_Data for processing_
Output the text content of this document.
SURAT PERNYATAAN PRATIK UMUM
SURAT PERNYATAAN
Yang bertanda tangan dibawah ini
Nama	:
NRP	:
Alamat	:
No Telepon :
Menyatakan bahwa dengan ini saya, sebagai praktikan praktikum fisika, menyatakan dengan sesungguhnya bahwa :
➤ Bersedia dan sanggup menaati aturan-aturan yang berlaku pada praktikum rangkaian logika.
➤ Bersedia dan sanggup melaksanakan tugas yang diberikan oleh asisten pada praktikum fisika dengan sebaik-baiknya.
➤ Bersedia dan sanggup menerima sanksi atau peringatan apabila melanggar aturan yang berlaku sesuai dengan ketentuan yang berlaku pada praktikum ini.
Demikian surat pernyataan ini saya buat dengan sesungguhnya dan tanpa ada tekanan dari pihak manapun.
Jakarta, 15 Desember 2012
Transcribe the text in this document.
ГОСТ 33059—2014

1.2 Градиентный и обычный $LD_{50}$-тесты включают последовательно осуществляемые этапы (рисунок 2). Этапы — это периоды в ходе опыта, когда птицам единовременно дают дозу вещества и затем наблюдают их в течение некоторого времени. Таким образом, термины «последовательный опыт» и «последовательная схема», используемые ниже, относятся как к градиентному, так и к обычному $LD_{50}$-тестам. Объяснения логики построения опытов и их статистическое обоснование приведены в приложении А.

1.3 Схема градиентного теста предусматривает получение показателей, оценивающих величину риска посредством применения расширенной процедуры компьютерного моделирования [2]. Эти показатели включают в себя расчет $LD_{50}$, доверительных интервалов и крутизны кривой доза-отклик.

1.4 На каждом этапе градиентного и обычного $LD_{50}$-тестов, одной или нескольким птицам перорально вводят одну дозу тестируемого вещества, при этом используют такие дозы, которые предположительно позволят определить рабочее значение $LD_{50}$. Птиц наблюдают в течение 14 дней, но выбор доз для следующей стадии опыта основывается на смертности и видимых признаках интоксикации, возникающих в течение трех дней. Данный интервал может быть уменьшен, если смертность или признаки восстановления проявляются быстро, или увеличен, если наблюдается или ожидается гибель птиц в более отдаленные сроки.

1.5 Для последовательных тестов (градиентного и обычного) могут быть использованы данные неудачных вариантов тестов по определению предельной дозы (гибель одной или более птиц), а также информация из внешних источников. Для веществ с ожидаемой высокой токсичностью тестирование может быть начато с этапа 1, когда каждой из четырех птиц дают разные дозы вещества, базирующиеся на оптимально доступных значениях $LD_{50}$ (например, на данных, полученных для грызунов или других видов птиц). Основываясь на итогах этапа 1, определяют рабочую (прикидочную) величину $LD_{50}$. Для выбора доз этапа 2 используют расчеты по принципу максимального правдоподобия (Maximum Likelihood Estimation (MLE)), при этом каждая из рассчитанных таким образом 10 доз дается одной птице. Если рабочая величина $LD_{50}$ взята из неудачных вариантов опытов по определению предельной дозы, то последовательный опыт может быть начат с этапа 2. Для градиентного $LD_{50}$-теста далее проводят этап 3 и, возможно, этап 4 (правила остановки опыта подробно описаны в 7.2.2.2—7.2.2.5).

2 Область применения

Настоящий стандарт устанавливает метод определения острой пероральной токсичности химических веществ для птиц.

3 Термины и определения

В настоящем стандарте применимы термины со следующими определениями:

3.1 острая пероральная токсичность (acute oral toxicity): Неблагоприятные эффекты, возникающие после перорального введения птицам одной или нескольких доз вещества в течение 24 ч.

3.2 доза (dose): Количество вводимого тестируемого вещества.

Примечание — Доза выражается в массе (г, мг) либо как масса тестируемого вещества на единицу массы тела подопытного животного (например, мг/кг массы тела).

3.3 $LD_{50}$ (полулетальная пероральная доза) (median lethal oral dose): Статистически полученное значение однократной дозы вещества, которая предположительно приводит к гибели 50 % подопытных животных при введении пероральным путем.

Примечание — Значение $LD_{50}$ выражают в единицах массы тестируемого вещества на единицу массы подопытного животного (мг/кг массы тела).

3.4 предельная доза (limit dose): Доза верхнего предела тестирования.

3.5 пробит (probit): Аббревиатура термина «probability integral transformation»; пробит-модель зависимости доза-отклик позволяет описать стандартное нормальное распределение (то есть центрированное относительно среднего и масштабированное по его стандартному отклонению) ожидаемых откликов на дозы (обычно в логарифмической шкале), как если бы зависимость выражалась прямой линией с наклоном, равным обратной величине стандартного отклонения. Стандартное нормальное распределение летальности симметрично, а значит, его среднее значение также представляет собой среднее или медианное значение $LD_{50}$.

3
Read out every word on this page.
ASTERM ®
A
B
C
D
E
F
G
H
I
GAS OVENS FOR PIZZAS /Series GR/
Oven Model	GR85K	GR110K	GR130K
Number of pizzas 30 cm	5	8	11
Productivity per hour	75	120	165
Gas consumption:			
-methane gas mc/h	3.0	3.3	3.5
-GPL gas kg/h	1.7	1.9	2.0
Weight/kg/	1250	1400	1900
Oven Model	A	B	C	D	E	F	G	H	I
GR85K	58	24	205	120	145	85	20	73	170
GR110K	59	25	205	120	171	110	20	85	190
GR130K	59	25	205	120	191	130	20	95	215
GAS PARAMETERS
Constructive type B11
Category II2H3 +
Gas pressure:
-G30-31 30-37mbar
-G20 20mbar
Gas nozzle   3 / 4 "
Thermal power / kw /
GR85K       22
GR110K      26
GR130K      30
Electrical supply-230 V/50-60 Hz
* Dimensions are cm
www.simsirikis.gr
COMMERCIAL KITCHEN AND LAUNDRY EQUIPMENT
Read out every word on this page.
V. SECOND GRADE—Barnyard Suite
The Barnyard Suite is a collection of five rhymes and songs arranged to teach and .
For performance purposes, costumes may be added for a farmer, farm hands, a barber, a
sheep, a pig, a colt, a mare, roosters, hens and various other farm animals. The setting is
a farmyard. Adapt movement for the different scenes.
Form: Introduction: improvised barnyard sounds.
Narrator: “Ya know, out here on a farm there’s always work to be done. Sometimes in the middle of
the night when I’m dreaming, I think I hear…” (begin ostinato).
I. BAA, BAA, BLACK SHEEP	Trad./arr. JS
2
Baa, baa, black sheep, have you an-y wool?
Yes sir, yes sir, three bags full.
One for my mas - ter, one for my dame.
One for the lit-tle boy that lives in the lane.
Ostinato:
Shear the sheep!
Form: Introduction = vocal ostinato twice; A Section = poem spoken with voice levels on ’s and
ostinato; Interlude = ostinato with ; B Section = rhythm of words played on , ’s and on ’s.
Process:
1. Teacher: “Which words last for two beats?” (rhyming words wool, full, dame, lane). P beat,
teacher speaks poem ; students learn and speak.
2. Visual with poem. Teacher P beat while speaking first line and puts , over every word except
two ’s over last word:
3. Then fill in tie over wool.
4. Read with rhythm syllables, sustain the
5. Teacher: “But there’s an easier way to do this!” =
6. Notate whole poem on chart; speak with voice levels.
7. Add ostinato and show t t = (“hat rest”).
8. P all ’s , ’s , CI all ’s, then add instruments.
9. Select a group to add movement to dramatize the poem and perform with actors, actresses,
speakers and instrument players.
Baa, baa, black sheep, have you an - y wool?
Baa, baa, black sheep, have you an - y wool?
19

_Do this_
Extract the full listing above without altering anything.

_Complete answer_
Output the text content of this document.
SURAT PERNYATAAN PRATIK UMUM
SURAT PERNYATAAN
Yang bertanda tangan dibawah ini
Nama	:
NRP	:
Alamat	:
No Telepon :
Menyatakan bahwa dengan ini saya, sebagai praktikan praktikum fisika, menyatakan dengan sesungguhnya bahwa :
➤ Bersedia dan sanggup menaati aturan-aturan yang berlaku pada praktikum rangkaian logika.
➤ Bersedia dan sanggup melaksanakan tugas yang diberikan oleh asisten pada praktikum fisika dengan sebaik-baiknya.
➤ Bersedia dan sanggup menerima sanksi atau peringatan apabila melanggar aturan yang berlaku sesuai dengan ketentuan yang berlaku pada praktikum ini.
Demikian surat pernyataan ini saya buat dengan sesungguhnya dan tanpa ada tekanan dari pihak manapun.
Jakarta, 15 Desember 2012
Transcribe the text in this document.
ГОСТ 33059—2014

1.2 Градиентный и обычный $LD_{50}$-тесты включают последовательно осуществляемые этапы (рисунок 2). Этапы — это периоды в ходе опыта, когда птицам единовременно дают дозу вещества и затем наблюдают их в течение некоторого времени. Таким образом, термины «последовательный опыт» и «последовательная схема», используемые ниже, относятся как к градиентному, так и к обычному $LD_{50}$-тестам. Объяснения логики построения опытов и их статистическое обоснование приведены в приложении А.

1.3 Схема градиентного теста предусматривает получение показателей, оценивающих величину риска посредством применения расширенной процедуры компьютерного моделирования [2]. Эти показатели включают в себя расчет $LD_{50}$, доверительных интервалов и крутизны кривой доза-отклик.

1.4 На каждом этапе градиентного и обычного $LD_{50}$-тестов, одной или нескольким птицам перорально вводят одну дозу тестируемого вещества, при этом используют такие дозы, которые предположительно позволят определить рабочее значение $LD_{50}$. Птиц наблюдают в течение 14 дней, но выбор доз для следующей стадии опыта основывается на смертности и видимых признаках интоксикации, возникающих в течение трех дней. Данный интервал может быть уменьшен, если смертность или признаки восстановления проявляются быстро, или увеличен, если наблюдается или ожидается гибель птиц в более отдаленные сроки.

1.5 Для последовательных тестов (градиентного и обычного) могут быть использованы данные неудачных вариантов тестов по определению предельной дозы (гибель одной или более птиц), а также информация из внешних источников. Для веществ с ожидаемой высокой токсичностью тестирование может быть начато с этапа 1, когда каждой из четырех птиц дают разные дозы вещества, базирующиеся на оптимально доступных значениях $LD_{50}$ (например, на данных, полученных для грызунов или других видов птиц). Основываясь на итогах этапа 1, определяют рабочую (прикидочную) величину $LD_{50}$. Для выбора доз этапа 2 используют расчеты по принципу максимального правдоподобия (Maximum Likelihood Estimation (MLE)), при этом каждая из рассчитанных таким образом 10 доз дается одной птице. Если рабочая величина $LD_{50}$ взята из неудачных вариантов опытов по определению предельной дозы, то последовательный опыт может быть начат с этапа 2. Для градиентного $LD_{50}$-теста далее проводят этап 3 и, возможно, этап 4 (правила остановки опыта подробно описаны в 7.2.2.2—7.2.2.5).

2 Область применения

Настоящий стандарт устанавливает метод определения острой пероральной токсичности химических веществ для птиц.

3 Термины и определения

В настоящем стандарте применимы термины со следующими определениями:

3.1 острая пероральная токсичность (acute oral toxicity): Неблагоприятные эффекты, возникающие после перорального введения птицам одной или нескольких доз вещества в течение 24 ч.

3.2 доза (dose): Количество вводимого тестируемого вещества.

Примечание — Доза выражается в массе (г, мг) либо как масса тестируемого вещества на единицу массы тела подопытного животного (например, мг/кг массы тела).

3.3 $LD_{50}$ (полулетальная пероральная доза) (median lethal oral dose): Статистически полученное значение однократной дозы вещества, которая предположительно приводит к гибели 50 % подопытных животных при введении пероральным путем.

Примечание — Значение $LD_{50}$ выражают в единицах массы тестируемого вещества на единицу массы подопытного животного (мг/кг массы тела).

3.4 предельная доза (limit dose): Доза верхнего предела тестирования.

3.5 пробит (probit): Аббревиатура термина «probability integral transformation»; пробит-модель зависимости доза-отклик позволяет описать стандартное нормальное распределение (то есть центрированное относительно среднего и масштабированное по его стандартному отклонению) ожидаемых откликов на дозы (обычно в логарифмической шкале), как если бы зависимость выражалась прямой линией с наклоном, равным обратной величине стандартного отклонения. Стандартное нормальное распределение летальности симметрично, а значит, его среднее значение также представляет собой среднее или медианное значение $LD_{50}$.

3
Read out every word on this page.
ASTERM ®
A
B
C
D
E
F
G
H
I
GAS OVENS FOR PIZZAS /Series GR/
Oven Model	GR85K	GR110K	GR130K
Number of pizzas 30 cm	5	8	11
Productivity per hour	75	120	165
Gas consumption:			
-methane gas mc/h	3.0	3.3	3.5
-GPL gas kg/h	1.7	1.9	2.0
Weight/kg/	1250	1400	1900
Oven Model	A	B	C	D	E	F	G	H	I
GR85K	58	24	205	120	145	85	20	73	170
GR110K	59	25	205	120	171	110	20	85	190
GR130K	59	25	205	120	191	130	20	95	215
GAS PARAMETERS
Constructive type B11
Category II2H3 +
Gas pressure:
-G30-31 30-37mbar
-G20 20mbar
Gas nozzle   3 / 4 "
Thermal power / kw /
GR85K       22
GR110K      26
GR130K      30
Electrical supply-230 V/50-60 Hz
* Dimensions are cm
www.simsirikis.gr
COMMERCIAL KITCHEN AND LAUNDRY EQUIPMENT
Read out every word on this page.
V. SECOND GRADE—Barnyard Suite
The Barnyard Suite is a collection of five rhymes and songs arranged to teach and .
For performance purposes, costumes may be added for a farmer, farm hands, a barber, a
sheep, a pig, a colt, a mare, roosters, hens and various other farm animals. The setting is
a farmyard. Adapt movement for the different scenes.
Form: Introduction: improvised barnyard sounds.
Narrator: “Ya know, out here on a farm there’s always work to be done. Sometimes in the middle of
the night when I’m dreaming, I think I hear…” (begin ostinato).
I. BAA, BAA, BLACK SHEEP	Trad./arr. JS
2
Baa, baa, black sheep, have you an-y wool?
Yes sir, yes sir, three bags full.
One for my mas - ter, one for my dame.
One for the lit-tle boy that lives in the lane.
Ostinato:
Shear the sheep!
Form: Introduction = vocal ostinato twice; A Section = poem spoken with voice levels on ’s and
ostinato; Interlude = ostinato with ; B Section = rhythm of words played on , ’s and on ’s.
Process:
1. Teacher: “Which words last for two beats?” (rhyming words wool, full, dame, lane). P beat,
teacher speaks poem ; students learn and speak.
2. Visual with poem. Teacher P beat while speaking first line and puts , over every word except
two ’s over last word:
3. Then fill in tie over wool.
4. Read with rhythm syllables, sustain the
5. Teacher: “But there’s an easier way to do this!” =
6. Notate whole poem on chart; speak with voice levels.
7. Add ostinato and show t t = (“hat rest”).
8. P all ’s , ’s , CI all ’s, then add instruments.
9. Select a group to add movement to dramatize the poem and perform with actors, actresses,
speakers and instrument players.
Baa, baa, black sheep, have you an - y wool?
Baa, baa, black sheep, have you an - y wool?
19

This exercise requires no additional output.